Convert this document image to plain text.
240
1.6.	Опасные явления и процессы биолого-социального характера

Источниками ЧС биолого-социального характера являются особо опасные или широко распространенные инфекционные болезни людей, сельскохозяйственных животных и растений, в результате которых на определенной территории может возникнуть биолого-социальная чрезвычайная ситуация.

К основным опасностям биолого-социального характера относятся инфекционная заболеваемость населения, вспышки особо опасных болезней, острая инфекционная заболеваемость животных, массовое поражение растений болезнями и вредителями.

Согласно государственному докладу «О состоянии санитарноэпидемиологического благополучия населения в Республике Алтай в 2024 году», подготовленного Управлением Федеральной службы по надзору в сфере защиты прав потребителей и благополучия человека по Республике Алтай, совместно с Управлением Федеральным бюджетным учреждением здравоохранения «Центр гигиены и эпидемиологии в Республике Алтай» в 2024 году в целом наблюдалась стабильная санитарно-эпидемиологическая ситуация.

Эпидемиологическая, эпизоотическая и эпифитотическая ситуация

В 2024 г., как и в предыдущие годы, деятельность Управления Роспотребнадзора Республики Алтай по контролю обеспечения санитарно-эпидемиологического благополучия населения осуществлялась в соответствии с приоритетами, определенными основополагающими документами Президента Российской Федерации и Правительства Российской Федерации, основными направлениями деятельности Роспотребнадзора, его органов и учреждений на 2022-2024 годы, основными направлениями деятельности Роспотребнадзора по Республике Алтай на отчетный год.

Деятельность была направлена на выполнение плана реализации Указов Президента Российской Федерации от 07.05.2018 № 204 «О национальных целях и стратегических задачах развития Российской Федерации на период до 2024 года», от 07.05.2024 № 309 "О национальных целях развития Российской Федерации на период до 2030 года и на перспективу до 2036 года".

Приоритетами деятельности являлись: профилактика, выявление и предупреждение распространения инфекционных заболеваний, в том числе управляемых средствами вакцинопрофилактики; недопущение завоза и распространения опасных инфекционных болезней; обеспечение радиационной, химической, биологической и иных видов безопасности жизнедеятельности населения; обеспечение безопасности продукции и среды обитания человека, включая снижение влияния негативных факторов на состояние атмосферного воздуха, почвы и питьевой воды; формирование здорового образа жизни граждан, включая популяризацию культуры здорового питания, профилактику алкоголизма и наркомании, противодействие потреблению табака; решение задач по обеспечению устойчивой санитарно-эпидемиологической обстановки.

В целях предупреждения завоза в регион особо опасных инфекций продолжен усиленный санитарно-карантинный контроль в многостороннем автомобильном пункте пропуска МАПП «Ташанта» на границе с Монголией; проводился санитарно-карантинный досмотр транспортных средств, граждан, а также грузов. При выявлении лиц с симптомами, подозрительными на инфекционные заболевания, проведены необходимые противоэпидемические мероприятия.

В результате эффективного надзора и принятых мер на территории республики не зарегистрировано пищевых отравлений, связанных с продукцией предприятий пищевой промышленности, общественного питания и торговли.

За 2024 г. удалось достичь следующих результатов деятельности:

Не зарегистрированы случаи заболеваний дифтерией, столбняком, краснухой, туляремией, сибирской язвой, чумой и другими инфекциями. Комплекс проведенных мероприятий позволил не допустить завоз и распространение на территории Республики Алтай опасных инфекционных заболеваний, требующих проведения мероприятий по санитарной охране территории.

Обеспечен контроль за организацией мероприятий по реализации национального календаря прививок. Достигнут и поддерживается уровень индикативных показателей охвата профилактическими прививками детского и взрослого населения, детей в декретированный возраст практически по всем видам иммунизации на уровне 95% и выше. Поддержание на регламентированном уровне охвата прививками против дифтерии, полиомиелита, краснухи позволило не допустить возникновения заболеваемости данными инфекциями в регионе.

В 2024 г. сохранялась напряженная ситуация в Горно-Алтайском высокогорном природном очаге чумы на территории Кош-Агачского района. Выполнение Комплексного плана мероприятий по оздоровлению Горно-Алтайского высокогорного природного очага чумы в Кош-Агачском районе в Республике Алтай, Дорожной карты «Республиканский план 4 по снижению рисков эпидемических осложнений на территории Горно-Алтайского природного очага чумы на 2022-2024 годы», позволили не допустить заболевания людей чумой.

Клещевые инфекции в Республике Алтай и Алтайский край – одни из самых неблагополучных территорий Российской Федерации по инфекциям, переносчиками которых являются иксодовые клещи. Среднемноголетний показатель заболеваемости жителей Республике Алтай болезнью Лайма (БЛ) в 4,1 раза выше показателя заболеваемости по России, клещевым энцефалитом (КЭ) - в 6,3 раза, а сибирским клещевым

+===+

■ WHAT IS BEING ASKED:
Which lines above hold the word "благополучия"? Copy each of them.

■ ANSWER TO THIS TASK:
Согласно государственному докладу «О состоянии санитарноэпидемиологического благополучия населения в Республике Алтай в 2024 году», подготовленного Управлением Федеральной службы по надзору в сфере защиты прав потребителей и благополучия человека по Республике Алтай, совместно с Управлением Федеральным бюджетным учреждением здравоохранения «Центр гигиены и эпидемиологии в Республике Алтай» в 2024 году в целом наблюдалась стабильная санитарно-эпидемиологическая ситуация.
В 2024 г., как и в предыдущие годы, деятельность Управления Роспотребнадзора Республики Алтай по контролю обеспечения санитарно-эпидемиологического благополучия населения осуществлялась в соответствии с приоритетами, определенными основополагающими документами Президента Российской Федерации и Правительства Российской Федерации, основными направлениями деятельности Роспотребнадзора, его органов и учреждений на 2022-2024 годы, основными направлениями деятельности Роспотребнадзора по Республике Алтай на отчетный год.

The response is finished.